** What to work on **
Reproduce every line of the listing as written, apart from the pictures.

━━━━━ Input records

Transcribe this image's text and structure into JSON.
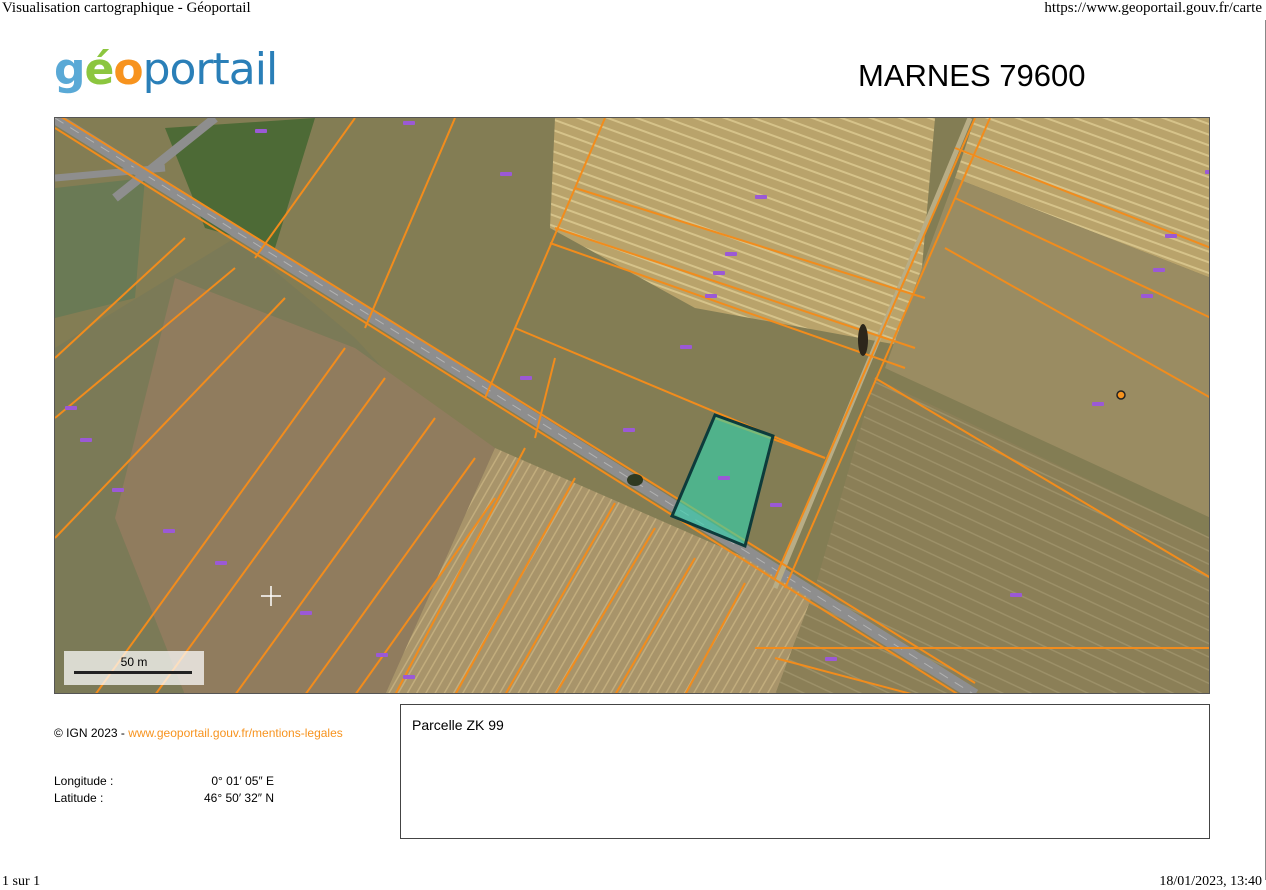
{
  "browser": {
    "title": "Visualisation cartographique - Géoportail",
    "url": "https://www.geoportail.gouv.fr/carte",
    "page": "1 sur 1",
    "date": "18/01/2023, 13:40"
  },
  "header": {
    "logo_g": "g",
    "logo_e": "é",
    "logo_o": "o",
    "logo_rest": "portail",
    "commune": "MARNES 79600"
  },
  "map": {
    "scale_label": "50 m",
    "colors": {
      "parcel_line": "#f28c1c",
      "selected_fill": "#2fd6b0",
      "selected_stroke": "#0d3b3b",
      "road": "#8e8e8e",
      "label": "#9b59d6"
    },
    "marker_icon": "location-dot-icon",
    "cursor_icon": "crosshair-icon"
  },
  "footer": {
    "copyright": "© IGN 2023 - ",
    "legal_link": "www.geoportail.gouv.fr/mentions-legales",
    "longitude_label": "Longitude :",
    "longitude_value": "0° 01′ 05″ E",
    "latitude_label": "Latitude :",
    "latitude_value": "46° 50′ 32″ N"
  },
  "info": {
    "parcel": "Parcelle ZK 99"
  }
}
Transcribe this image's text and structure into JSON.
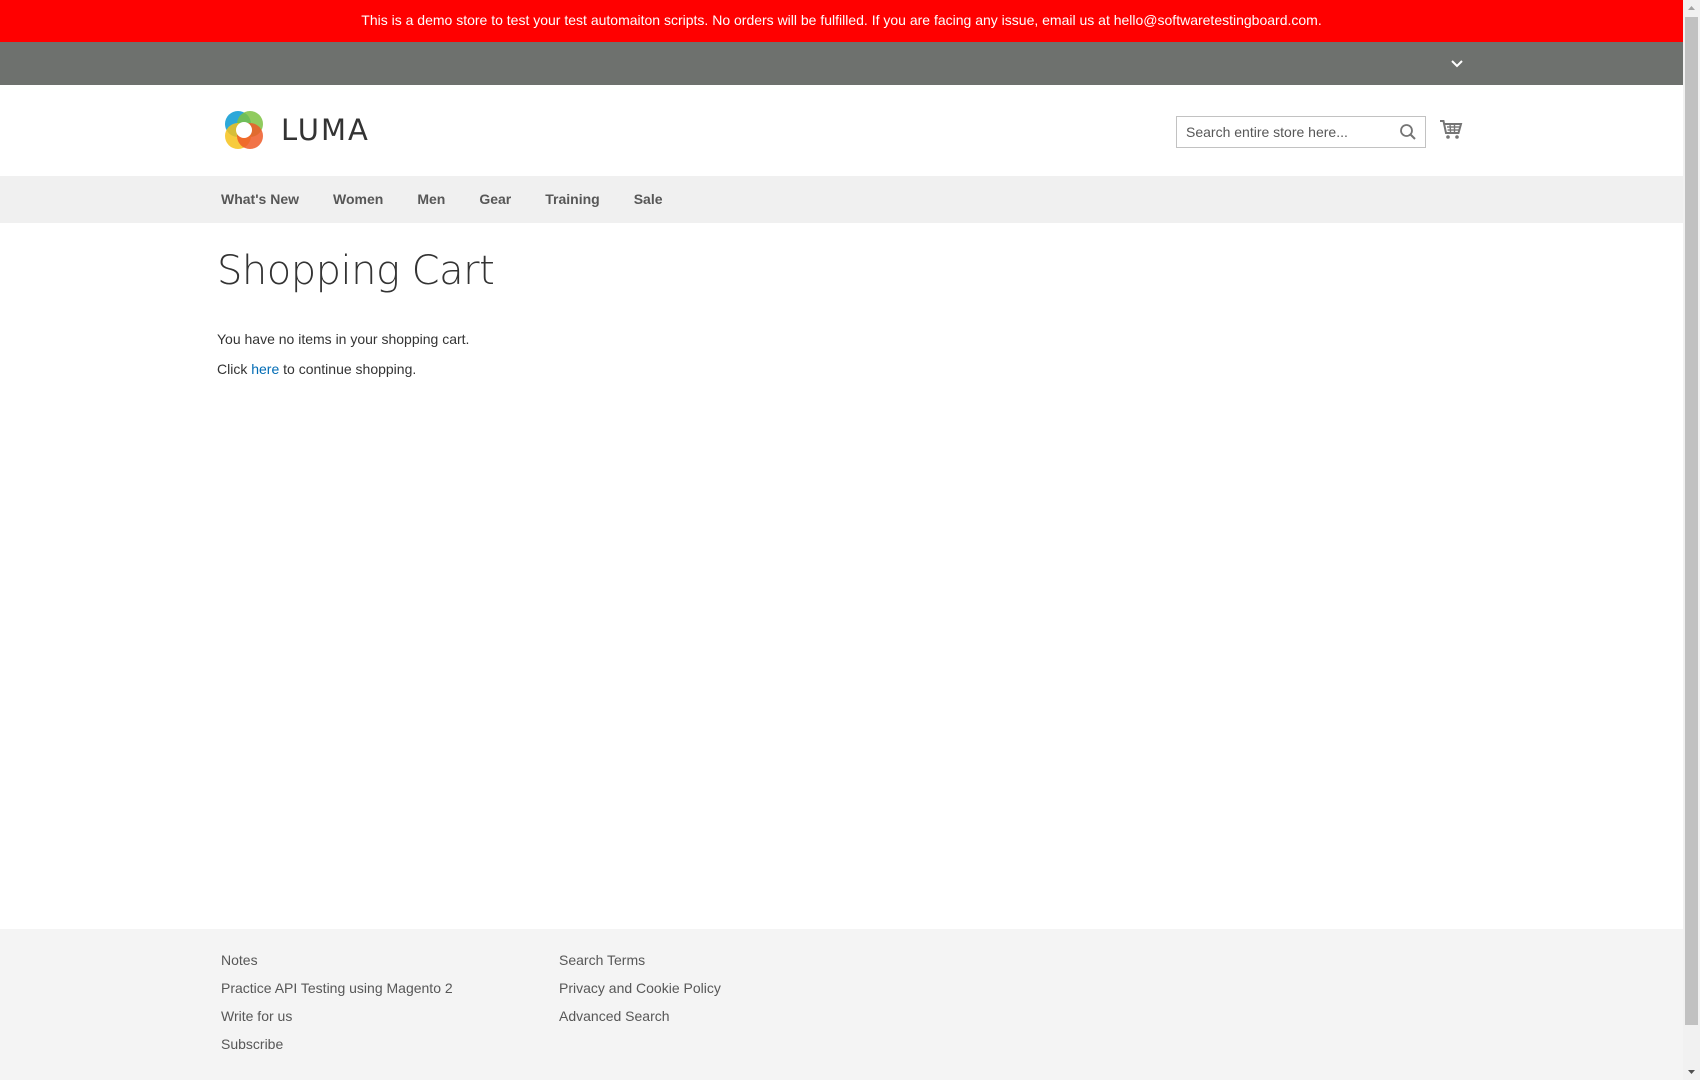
{
  "banner": {
    "text": "This is a demo store to test your test automaiton scripts. No orders will be fulfilled. If you are facing any issue, email us at hello@softwaretestingboard.com.",
    "color": "#ff0000"
  },
  "top_bar": {
    "icon": "chevron-down-icon"
  },
  "header": {
    "logo_text": "LUMA",
    "search": {
      "placeholder": "Search entire store here...",
      "value": "",
      "icon": "search-icon"
    },
    "cart_icon": "cart-icon"
  },
  "nav": {
    "items": [
      {
        "label": "What's New"
      },
      {
        "label": "Women"
      },
      {
        "label": "Men"
      },
      {
        "label": "Gear"
      },
      {
        "label": "Training"
      },
      {
        "label": "Sale"
      }
    ]
  },
  "main": {
    "title": "Shopping Cart",
    "empty_message": "You have no items in your shopping cart.",
    "continue_prefix": "Click ",
    "continue_link": "here",
    "continue_suffix": " to continue shopping."
  },
  "footer": {
    "column1": [
      {
        "label": "Notes"
      },
      {
        "label": "Practice API Testing using Magento 2"
      },
      {
        "label": "Write for us"
      },
      {
        "label": "Subscribe"
      }
    ],
    "column2": [
      {
        "label": "Search Terms"
      },
      {
        "label": "Privacy and Cookie Policy"
      },
      {
        "label": "Advanced Search"
      }
    ]
  },
  "colors": {
    "accent_link": "#006bb4",
    "top_bar": "#6e716e",
    "nav_bg": "#f0f0f0",
    "footer_bg": "#f4f4f4"
  }
}
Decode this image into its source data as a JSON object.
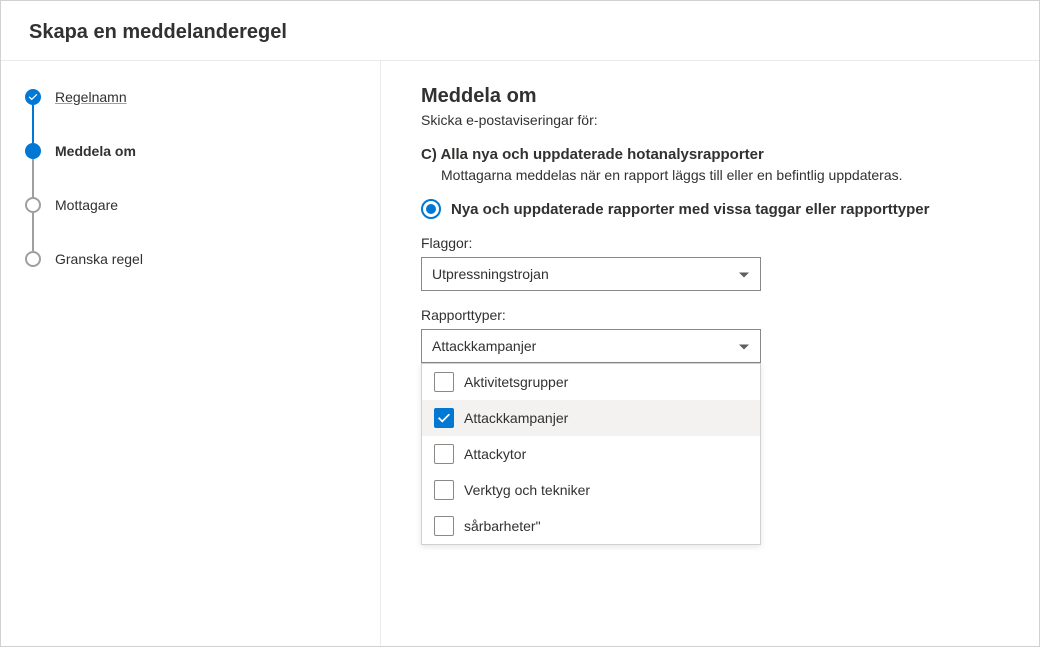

━━━━━━━━━━

** Correct response **
Transcribe this image's text and structure into JSON.
{
  "browser": {
    "title": "Visualisation cartographique - Géoportail",
    "url": "https://www.geoportail.gouv.fr/carte",
    "page": "1 sur 1",
    "date": "18/01/2023, 13:40"
  },
  "header": {
    "logo_g": "g",
    "logo_e": "é",
    "logo_o": "o",
    "logo_rest": "portail",
    "commune": "MARNES 79600"
  },
  "map": {
    "scale_label": "50 m",
    "colors": {
      "parcel_line": "#f28c1c",
      "selected_fill": "#2fd6b0",
      "selected_stroke": "#0d3b3b",
      "road": "#8e8e8e",
      "label": "#9b59d6"
    },
    "marker_icon": "location-dot-icon",
    "cursor_icon": "crosshair-icon"
  },
  "footer": {
    "copyright": "© IGN 2023 - ",
    "legal_link": "www.geoportail.gouv.fr/mentions-legales",
    "longitude_label": "Longitude :",
    "longitude_value": "0° 01′ 05″ E",
    "latitude_label": "Latitude :",
    "latitude_value": "46° 50′ 32″ N"
  },
  "info": {
    "parcel": "Parcelle ZK 99"
  }
}
Transcribe this image's text and structure into JSON.
{
  "banner": {
    "text": "This is a demo store to test your test automaiton scripts. No orders will be fulfilled. If you are facing any issue, email us at hello@softwaretestingboard.com.",
    "color": "#ff0000"
  },
  "top_bar": {
    "icon": "chevron-down-icon"
  },
  "header": {
    "logo_text": "LUMA",
    "search": {
      "placeholder": "Search entire store here...",
      "value": "",
      "icon": "search-icon"
    },
    "cart_icon": "cart-icon"
  },
  "nav": {
    "items": [
      {
        "label": "What's New"
      },
      {
        "label": "Women"
      },
      {
        "label": "Men"
      },
      {
        "label": "Gear"
      },
      {
        "label": "Training"
      },
      {
        "label": "Sale"
      }
    ]
  },
  "main": {
    "title": "Shopping Cart",
    "empty_message": "You have no items in your shopping cart.",
    "continue_prefix": "Click ",
    "continue_link": "here",
    "continue_suffix": " to continue shopping."
  },
  "footer": {
    "column1": [
      {
        "label": "Notes"
      },
      {
        "label": "Practice API Testing using Magento 2"
      },
      {
        "label": "Write for us"
      },
      {
        "label": "Subscribe"
      }
    ],
    "column2": [
      {
        "label": "Search Terms"
      },
      {
        "label": "Privacy and Cookie Policy"
      },
      {
        "label": "Advanced Search"
      }
    ]
  },
  "colors": {
    "accent_link": "#006bb4",
    "top_bar": "#6e716e",
    "nav_bg": "#f0f0f0",
    "footer_bg": "#f4f4f4"
  }
}
Decode this image into its source data as a JSON object.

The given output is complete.